▶ Dataset entries on figures:

===============

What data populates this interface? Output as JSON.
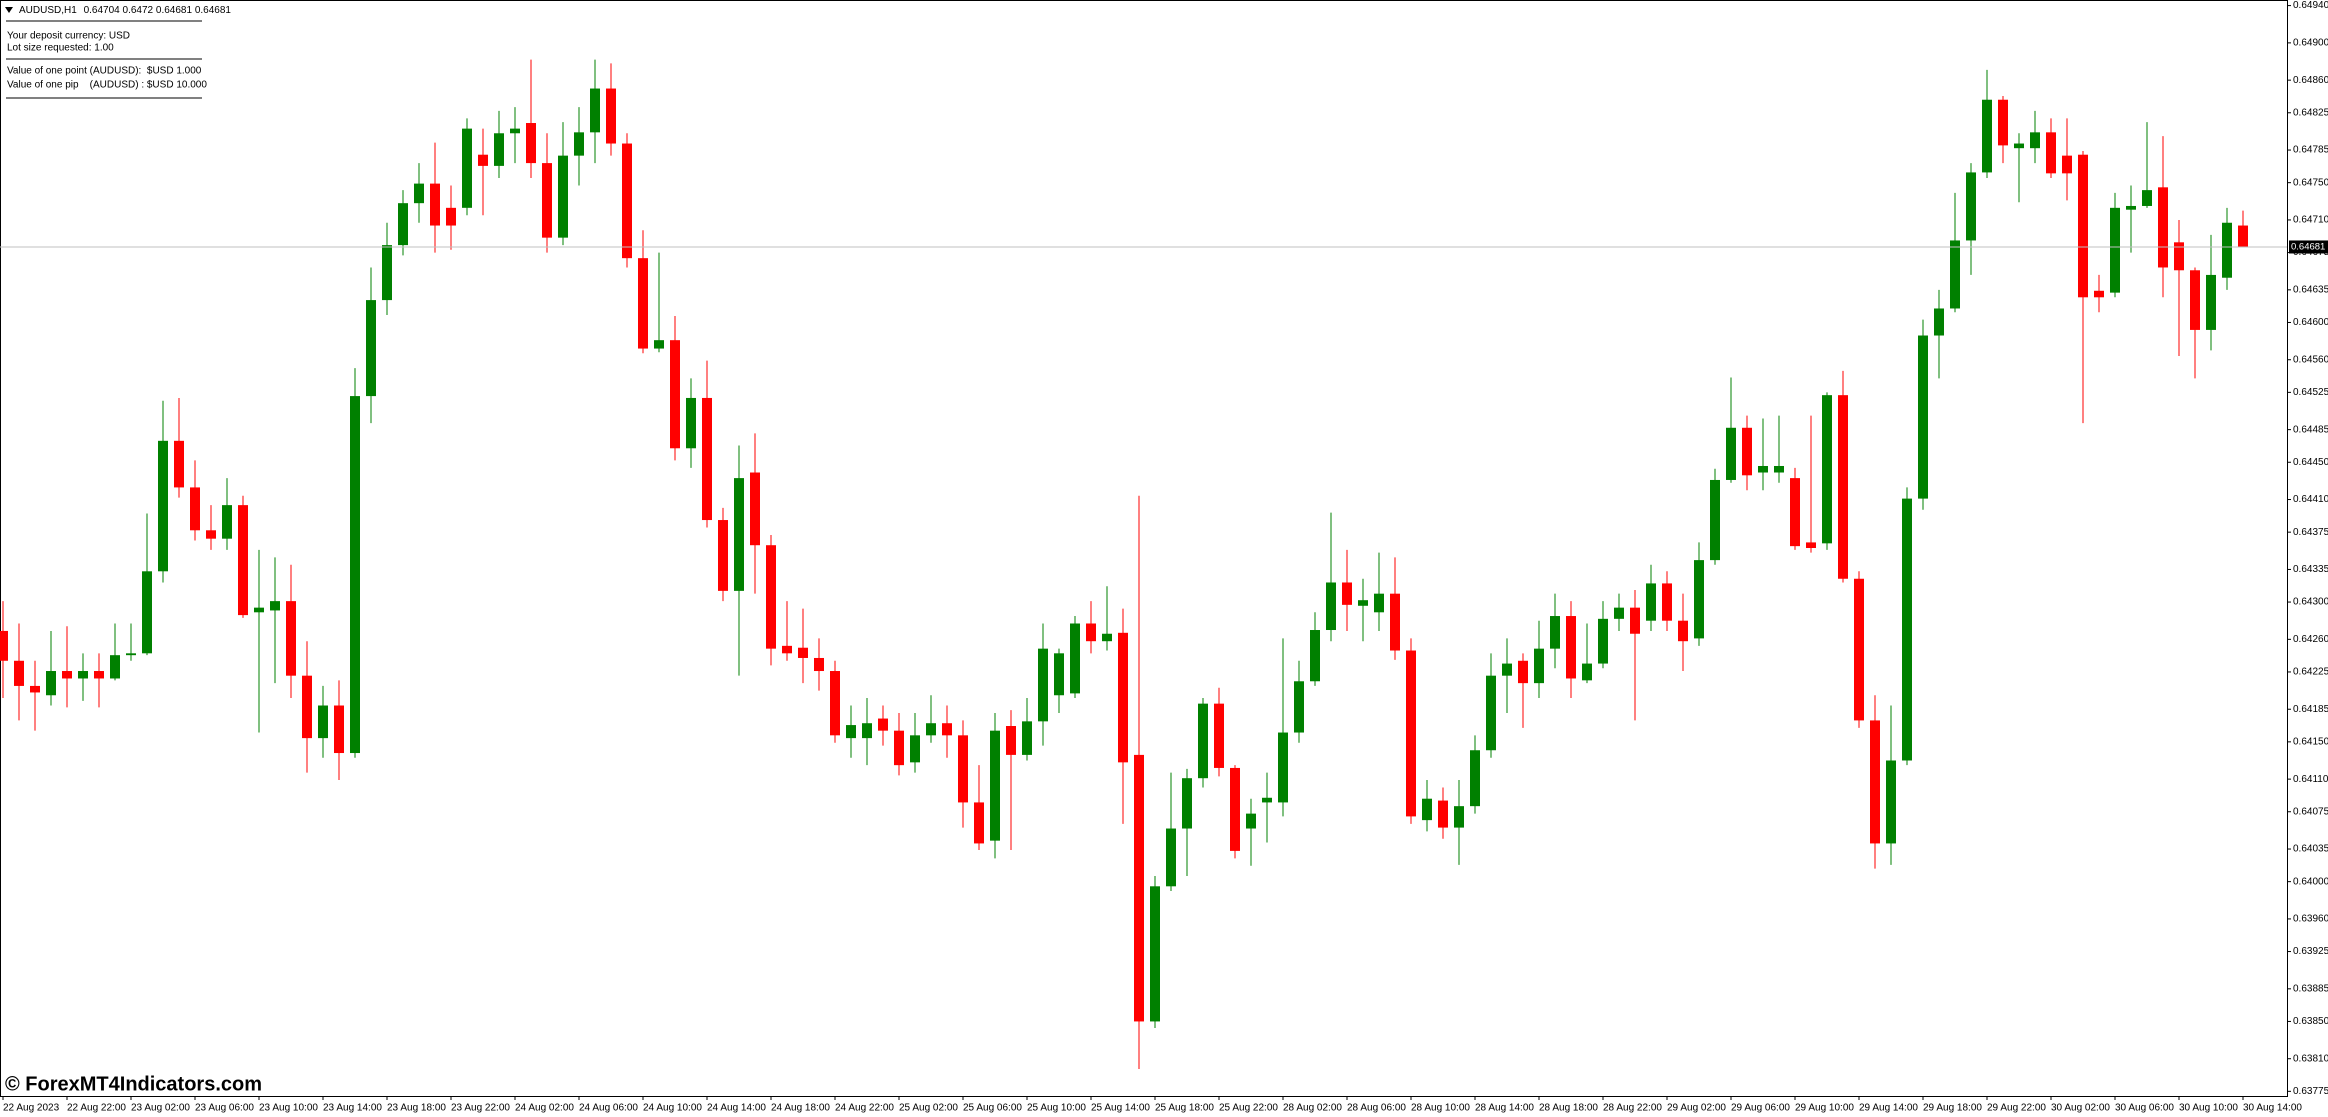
{
  "chart_data": {
    "type": "candlestick",
    "symbol": "AUDUSD,H1",
    "info": [
      "Your deposit currency: USD",
      "Lot size requested: 1.00",
      "Value of one point (AUDUSD):  $USD 1.000",
      "Value of one pip    (AUDUSD) : $USD 10.000"
    ],
    "watermark": "© ForexMT4Indicators.com",
    "up_color": "#008000",
    "down_color": "#ff0000",
    "grid": false,
    "bid": 0.64681,
    "ylim": [
      0.6377,
      0.64946
    ],
    "yticks": [
      {
        "value": 0.6494,
        "label": "0.64940"
      },
      {
        "value": 0.649,
        "label": "0.64900"
      },
      {
        "value": 0.6486,
        "label": "0.64860"
      },
      {
        "value": 0.64825,
        "label": "0.64825"
      },
      {
        "value": 0.64785,
        "label": "0.64785"
      },
      {
        "value": 0.6475,
        "label": "0.64750"
      },
      {
        "value": 0.6471,
        "label": "0.64710"
      },
      {
        "value": 0.64675,
        "label": "0.64675"
      },
      {
        "value": 0.64635,
        "label": "0.64635"
      },
      {
        "value": 0.646,
        "label": "0.64600"
      },
      {
        "value": 0.6456,
        "label": "0.64560"
      },
      {
        "value": 0.64525,
        "label": "0.64525"
      },
      {
        "value": 0.64485,
        "label": "0.64485"
      },
      {
        "value": 0.6445,
        "label": "0.64450"
      },
      {
        "value": 0.6441,
        "label": "0.64410"
      },
      {
        "value": 0.64375,
        "label": "0.64375"
      },
      {
        "value": 0.64335,
        "label": "0.64335"
      },
      {
        "value": 0.643,
        "label": "0.64300"
      },
      {
        "value": 0.6426,
        "label": "0.64260"
      },
      {
        "value": 0.64225,
        "label": "0.64225"
      },
      {
        "value": 0.64185,
        "label": "0.64185"
      },
      {
        "value": 0.6415,
        "label": "0.64150"
      },
      {
        "value": 0.6411,
        "label": "0.64110"
      },
      {
        "value": 0.64075,
        "label": "0.64075"
      },
      {
        "value": 0.64035,
        "label": "0.64035"
      },
      {
        "value": 0.64,
        "label": "0.64000"
      },
      {
        "value": 0.6396,
        "label": "0.63960"
      },
      {
        "value": 0.63925,
        "label": "0.63925"
      },
      {
        "value": 0.63885,
        "label": "0.63885"
      },
      {
        "value": 0.6385,
        "label": "0.63850"
      },
      {
        "value": 0.6381,
        "label": "0.63810"
      },
      {
        "value": 0.63775,
        "label": "0.63775"
      }
    ],
    "categories": [
      "22 Aug 2023",
      null,
      null,
      null,
      "22 Aug 22:00",
      null,
      null,
      null,
      "23 Aug 02:00",
      null,
      null,
      null,
      "23 Aug 06:00",
      null,
      null,
      null,
      "23 Aug 10:00",
      null,
      null,
      null,
      "23 Aug 14:00",
      null,
      null,
      null,
      "23 Aug 18:00",
      null,
      null,
      null,
      "23 Aug 22:00",
      null,
      null,
      null,
      "24 Aug 02:00",
      null,
      null,
      null,
      "24 Aug 06:00",
      null,
      null,
      null,
      "24 Aug 10:00",
      null,
      null,
      null,
      "24 Aug 14:00",
      null,
      null,
      null,
      "24 Aug 18:00",
      null,
      null,
      null,
      "24 Aug 22:00",
      null,
      null,
      null,
      "25 Aug 02:00",
      null,
      null,
      null,
      "25 Aug 06:00",
      null,
      null,
      null,
      "25 Aug 10:00",
      null,
      null,
      null,
      "25 Aug 14:00",
      null,
      null,
      null,
      "25 Aug 18:00",
      null,
      null,
      null,
      "25 Aug 22:00",
      null,
      null,
      null,
      "28 Aug 02:00",
      null,
      null,
      null,
      "28 Aug 06:00",
      null,
      null,
      null,
      "28 Aug 10:00",
      null,
      null,
      null,
      "28 Aug 14:00",
      null,
      null,
      null,
      "28 Aug 18:00",
      null,
      null,
      null,
      "28 Aug 22:00",
      null,
      null,
      null,
      "29 Aug 02:00",
      null,
      null,
      null,
      "29 Aug 06:00",
      null,
      null,
      null,
      "29 Aug 10:00",
      null,
      null,
      null,
      "29 Aug 14:00",
      null,
      null,
      null,
      "29 Aug 18:00",
      null,
      null,
      null,
      "29 Aug 22:00",
      null,
      null,
      null,
      "30 Aug 02:00",
      null,
      null,
      null,
      "30 Aug 06:00",
      null,
      null,
      null,
      "30 Aug 10:00",
      null,
      null,
      null,
      "30 Aug 14:00"
    ],
    "open": [
      0.64269,
      0.64237,
      0.6421,
      0.642,
      0.64226,
      0.64218,
      0.64226,
      0.64218,
      0.64243,
      0.64245,
      0.64333,
      0.64473,
      0.64423,
      0.64377,
      0.64368,
      0.64404,
      0.64289,
      0.64291,
      0.64301,
      0.64221,
      0.64154,
      0.64189,
      0.64138,
      0.64521,
      0.64624,
      0.64683,
      0.64728,
      0.64749,
      0.64723,
      0.64723,
      0.6478,
      0.64768,
      0.64803,
      0.64814,
      0.64771,
      0.64691,
      0.64779,
      0.64804,
      0.64851,
      0.64792,
      0.64669,
      0.64572,
      0.64581,
      0.64465,
      0.64519,
      0.64388,
      0.64312,
      0.64439,
      0.64361,
      0.64253,
      0.64251,
      0.6424,
      0.64226,
      0.64154,
      0.64154,
      0.64175,
      0.64162,
      0.64128,
      0.64157,
      0.6417,
      0.64157,
      0.64085,
      0.64044,
      0.64167,
      0.64136,
      0.64172,
      0.642,
      0.64202,
      0.64277,
      0.64258,
      0.64267,
      0.64136,
      0.6385,
      0.63995,
      0.64057,
      0.64111,
      0.64191,
      0.64122,
      0.64057,
      0.64085,
      0.64085,
      0.6416,
      0.64215,
      0.6427,
      0.64321,
      0.64296,
      0.64289,
      0.64309,
      0.64248,
      0.64066,
      0.64087,
      0.64058,
      0.64081,
      0.64141,
      0.64221,
      0.64237,
      0.64213,
      0.6425,
      0.64285,
      0.64216,
      0.64234,
      0.64282,
      0.64294,
      0.6428,
      0.6432,
      0.6428,
      0.64261,
      0.64345,
      0.64431,
      0.64487,
      0.64439,
      0.64439,
      0.64433,
      0.64364,
      0.64363,
      0.64522,
      0.64325,
      0.64173,
      0.64041,
      0.6413,
      0.64411,
      0.64586,
      0.64615,
      0.64688,
      0.64761,
      0.64839,
      0.64787,
      0.64787,
      0.64804,
      0.64779,
      0.6478,
      0.64634,
      0.64632,
      0.64721,
      0.64725,
      0.64745,
      0.64686,
      0.64656,
      0.64592,
      0.64648,
      0.64704
    ],
    "high": [
      0.64301,
      0.64277,
      0.64237,
      0.64269,
      0.64274,
      0.64245,
      0.64245,
      0.64277,
      0.64277,
      0.64395,
      0.64516,
      0.64519,
      0.64452,
      0.64404,
      0.64433,
      0.64414,
      0.64356,
      0.64348,
      0.6434,
      0.64258,
      0.6421,
      0.64216,
      0.64551,
      0.64659,
      0.64707,
      0.64742,
      0.64771,
      0.64793,
      0.64747,
      0.64819,
      0.64808,
      0.64827,
      0.64831,
      0.64882,
      0.64803,
      0.64815,
      0.64831,
      0.64882,
      0.64878,
      0.64803,
      0.64699,
      0.64675,
      0.64607,
      0.6454,
      0.64559,
      0.64401,
      0.64468,
      0.64481,
      0.64372,
      0.64301,
      0.64293,
      0.64261,
      0.64237,
      0.64189,
      0.64197,
      0.64189,
      0.64181,
      0.64181,
      0.642,
      0.64189,
      0.64173,
      0.64125,
      0.64181,
      0.64184,
      0.64197,
      0.64277,
      0.6425,
      0.64285,
      0.64301,
      0.64317,
      0.64293,
      0.64414,
      0.64006,
      0.64117,
      0.64121,
      0.64197,
      0.64208,
      0.64125,
      0.64089,
      0.64117,
      0.64261,
      0.64237,
      0.64289,
      0.64396,
      0.64356,
      0.64325,
      0.64353,
      0.64348,
      0.64261,
      0.64109,
      0.64101,
      0.64109,
      0.64157,
      0.64245,
      0.64261,
      0.64245,
      0.6428,
      0.64309,
      0.64301,
      0.64277,
      0.64301,
      0.64309,
      0.64313,
      0.6434,
      0.64333,
      0.64309,
      0.64364,
      0.64443,
      0.64541,
      0.645,
      0.64497,
      0.645,
      0.64444,
      0.645,
      0.64525,
      0.64548,
      0.64333,
      0.642,
      0.64189,
      0.64423,
      0.64603,
      0.64635,
      0.64739,
      0.64771,
      0.64871,
      0.64843,
      0.64803,
      0.64827,
      0.64819,
      0.64819,
      0.64784,
      0.64651,
      0.64739,
      0.64747,
      0.64815,
      0.648,
      0.6471,
      0.64659,
      0.64694,
      0.64723,
      0.6472
    ],
    "low": [
      0.64197,
      0.64173,
      0.64162,
      0.64189,
      0.64187,
      0.64194,
      0.64187,
      0.64216,
      0.64237,
      0.64243,
      0.64321,
      0.64412,
      0.64366,
      0.64356,
      0.64356,
      0.64283,
      0.6416,
      0.64213,
      0.64197,
      0.64117,
      0.64133,
      0.64109,
      0.64133,
      0.64492,
      0.64608,
      0.64672,
      0.64707,
      0.64675,
      0.64678,
      0.64715,
      0.64715,
      0.64755,
      0.64771,
      0.64755,
      0.64675,
      0.64683,
      0.64747,
      0.64771,
      0.64779,
      0.64659,
      0.64567,
      0.64568,
      0.64452,
      0.64444,
      0.6438,
      0.64301,
      0.64221,
      0.64309,
      0.64232,
      0.64237,
      0.64213,
      0.64205,
      0.64149,
      0.64133,
      0.64125,
      0.64146,
      0.64114,
      0.64117,
      0.64149,
      0.64133,
      0.64058,
      0.64034,
      0.64025,
      0.64034,
      0.6413,
      0.64146,
      0.64181,
      0.64197,
      0.64245,
      0.64248,
      0.64062,
      0.63799,
      0.63843,
      0.6399,
      0.64006,
      0.64101,
      0.64113,
      0.64025,
      0.64017,
      0.64042,
      0.6407,
      0.64149,
      0.6421,
      0.64258,
      0.64269,
      0.64258,
      0.64269,
      0.64238,
      0.64062,
      0.64054,
      0.64046,
      0.64018,
      0.64073,
      0.64133,
      0.64181,
      0.64165,
      0.64197,
      0.64229,
      0.64197,
      0.64213,
      0.64229,
      0.64269,
      0.64173,
      0.64269,
      0.64269,
      0.64226,
      0.64253,
      0.6434,
      0.64428,
      0.6442,
      0.6442,
      0.64428,
      0.64356,
      0.64353,
      0.64356,
      0.64321,
      0.64165,
      0.64014,
      0.64018,
      0.64125,
      0.64399,
      0.6454,
      0.64611,
      0.64651,
      0.64755,
      0.64771,
      0.64729,
      0.64771,
      0.64755,
      0.64731,
      0.64492,
      0.64611,
      0.64627,
      0.64675,
      0.64723,
      0.64627,
      0.64564,
      0.6454,
      0.6457,
      0.64635,
      0.64681
    ],
    "close": [
      0.64237,
      0.6421,
      0.64203,
      0.64226,
      0.64218,
      0.64226,
      0.64218,
      0.64243,
      0.64245,
      0.64333,
      0.64473,
      0.64423,
      0.64377,
      0.64368,
      0.64404,
      0.64286,
      0.64294,
      0.64301,
      0.64221,
      0.64154,
      0.64189,
      0.64138,
      0.64521,
      0.64624,
      0.64683,
      0.64728,
      0.64749,
      0.64704,
      0.64704,
      0.64808,
      0.64768,
      0.64803,
      0.64808,
      0.64771,
      0.64691,
      0.64779,
      0.64804,
      0.64851,
      0.64792,
      0.64669,
      0.64572,
      0.64581,
      0.64465,
      0.64519,
      0.64388,
      0.64312,
      0.64433,
      0.64361,
      0.6425,
      0.64245,
      0.6424,
      0.64226,
      0.64157,
      0.64168,
      0.6417,
      0.64162,
      0.64125,
      0.64157,
      0.6417,
      0.64157,
      0.64085,
      0.64041,
      0.64162,
      0.64136,
      0.64172,
      0.6425,
      0.64245,
      0.64277,
      0.64258,
      0.64266,
      0.64128,
      0.6385,
      0.63995,
      0.64057,
      0.64111,
      0.64191,
      0.64122,
      0.64033,
      0.64073,
      0.6409,
      0.6416,
      0.64215,
      0.6427,
      0.64321,
      0.64297,
      0.64302,
      0.64309,
      0.64248,
      0.6407,
      0.64089,
      0.64058,
      0.64081,
      0.64141,
      0.64221,
      0.64234,
      0.64213,
      0.6425,
      0.64285,
      0.64218,
      0.64234,
      0.64282,
      0.64294,
      0.64266,
      0.6432,
      0.6428,
      0.64258,
      0.64345,
      0.64431,
      0.64487,
      0.64436,
      0.64446,
      0.64446,
      0.6436,
      0.64358,
      0.64522,
      0.64325,
      0.64173,
      0.64041,
      0.6413,
      0.64411,
      0.64586,
      0.64615,
      0.64688,
      0.64761,
      0.64839,
      0.6479,
      0.64792,
      0.64804,
      0.6476,
      0.6476,
      0.64627,
      0.64627,
      0.64723,
      0.64725,
      0.64742,
      0.64659,
      0.64656,
      0.64592,
      0.64651,
      0.64707,
      0.64681
    ]
  }
}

===============

▶ JOB: Write down every line of the data above that includes the string "AUDUSD".

▶ COMPLETE RESPONSE:
    "symbol": "AUDUSD,H1",
      "Value of one point (AUDUSD):  $USD 1.000",
      "Value of one pip    (AUDUSD) : $USD 10.000"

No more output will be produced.